Reproduce verbatim everything from the line containing "Localize each UI" down to the line containing "x-tick-label: 1 [659,367,666,382]", with both of those lines included. Omit the pictures from your reply.

Information provided:
**********

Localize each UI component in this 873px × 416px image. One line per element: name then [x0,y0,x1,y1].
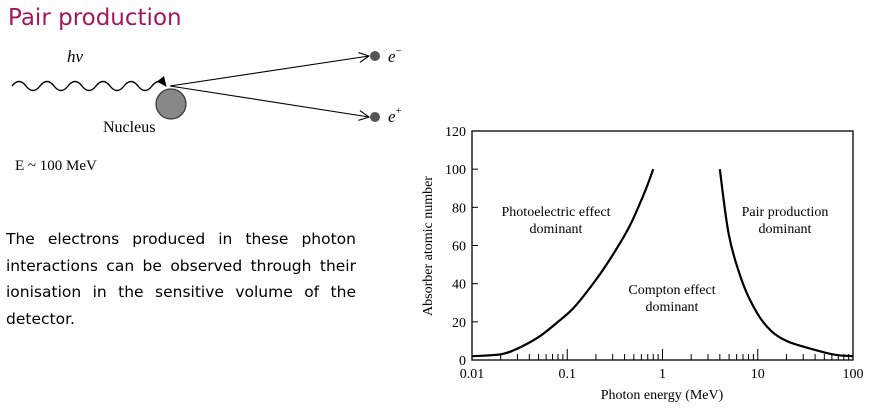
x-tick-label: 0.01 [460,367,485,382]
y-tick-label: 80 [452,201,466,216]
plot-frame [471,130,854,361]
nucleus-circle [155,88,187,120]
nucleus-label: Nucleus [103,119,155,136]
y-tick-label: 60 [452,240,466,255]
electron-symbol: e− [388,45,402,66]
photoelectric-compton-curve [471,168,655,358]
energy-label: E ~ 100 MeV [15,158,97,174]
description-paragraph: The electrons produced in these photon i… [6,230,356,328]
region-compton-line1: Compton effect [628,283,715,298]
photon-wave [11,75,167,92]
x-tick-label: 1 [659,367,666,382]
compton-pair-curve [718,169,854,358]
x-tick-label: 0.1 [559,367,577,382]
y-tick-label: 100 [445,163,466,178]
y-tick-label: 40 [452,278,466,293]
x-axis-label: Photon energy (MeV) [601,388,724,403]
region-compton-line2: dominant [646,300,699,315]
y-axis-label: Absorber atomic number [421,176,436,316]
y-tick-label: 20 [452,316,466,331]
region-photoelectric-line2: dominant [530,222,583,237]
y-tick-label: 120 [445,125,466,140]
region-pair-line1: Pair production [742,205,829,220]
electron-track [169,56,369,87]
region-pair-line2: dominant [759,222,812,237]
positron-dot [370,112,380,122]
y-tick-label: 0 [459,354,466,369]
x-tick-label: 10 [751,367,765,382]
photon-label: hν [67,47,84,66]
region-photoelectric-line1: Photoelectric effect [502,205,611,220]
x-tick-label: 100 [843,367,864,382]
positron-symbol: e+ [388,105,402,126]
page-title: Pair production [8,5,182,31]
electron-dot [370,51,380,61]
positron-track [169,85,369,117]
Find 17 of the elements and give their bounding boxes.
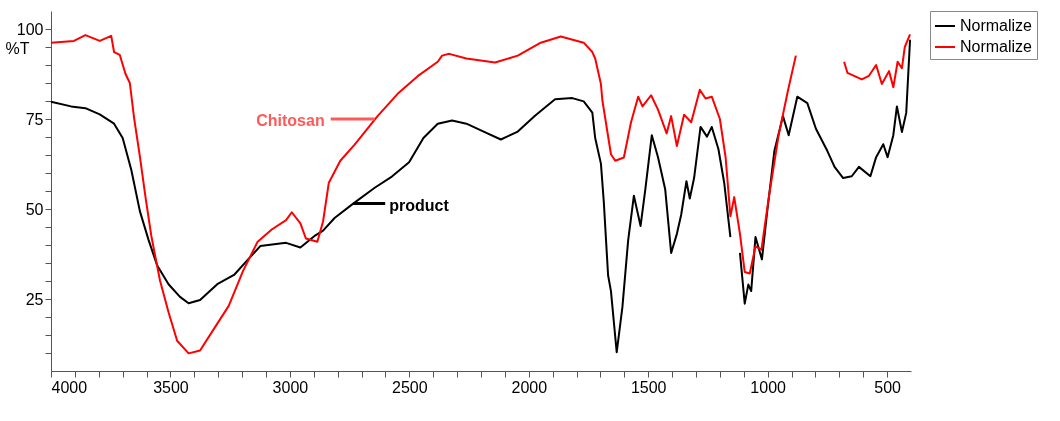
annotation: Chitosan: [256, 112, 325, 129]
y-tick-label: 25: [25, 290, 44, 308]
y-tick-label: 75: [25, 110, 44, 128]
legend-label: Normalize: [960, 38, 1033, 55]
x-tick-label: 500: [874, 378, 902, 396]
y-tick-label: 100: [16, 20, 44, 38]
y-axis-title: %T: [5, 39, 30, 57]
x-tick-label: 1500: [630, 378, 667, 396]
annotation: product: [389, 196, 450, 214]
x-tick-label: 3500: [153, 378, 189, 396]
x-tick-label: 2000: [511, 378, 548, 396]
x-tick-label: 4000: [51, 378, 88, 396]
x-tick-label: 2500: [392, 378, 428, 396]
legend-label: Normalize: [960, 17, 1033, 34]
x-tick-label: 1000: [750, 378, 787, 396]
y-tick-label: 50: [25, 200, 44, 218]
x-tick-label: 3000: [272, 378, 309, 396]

**********

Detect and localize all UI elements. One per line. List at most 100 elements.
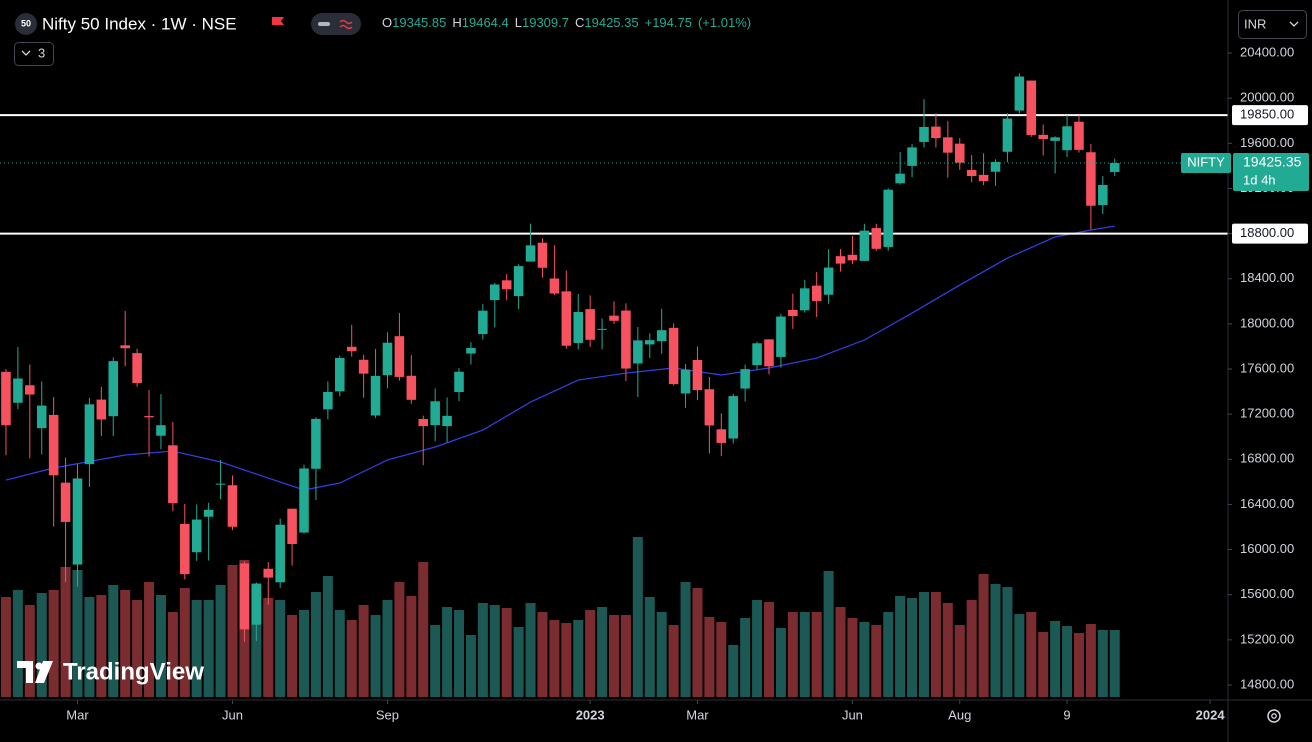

**********

Complete response:
Localize each UI component in this 873px × 416px image. One line per element: name then [x0,y0,x1,y1].
x-tick-label: 0.01 [460,367,485,382]
y-tick-label: 80 [452,201,466,216]
plot-frame [471,130,854,361]
nucleus-circle [155,88,187,120]
nucleus-label: Nucleus [103,119,155,136]
y-tick-label: 60 [452,240,466,255]
electron-symbol: e− [388,45,402,66]
photoelectric-compton-curve [471,168,655,358]
energy-label: E ~ 100 MeV [15,158,97,174]
description-paragraph: The electrons produced in these photon i… [6,230,356,328]
region-compton-line1: Compton effect [628,283,715,298]
photon-wave [11,75,167,92]
x-tick-label: 1 [659,367,666,382]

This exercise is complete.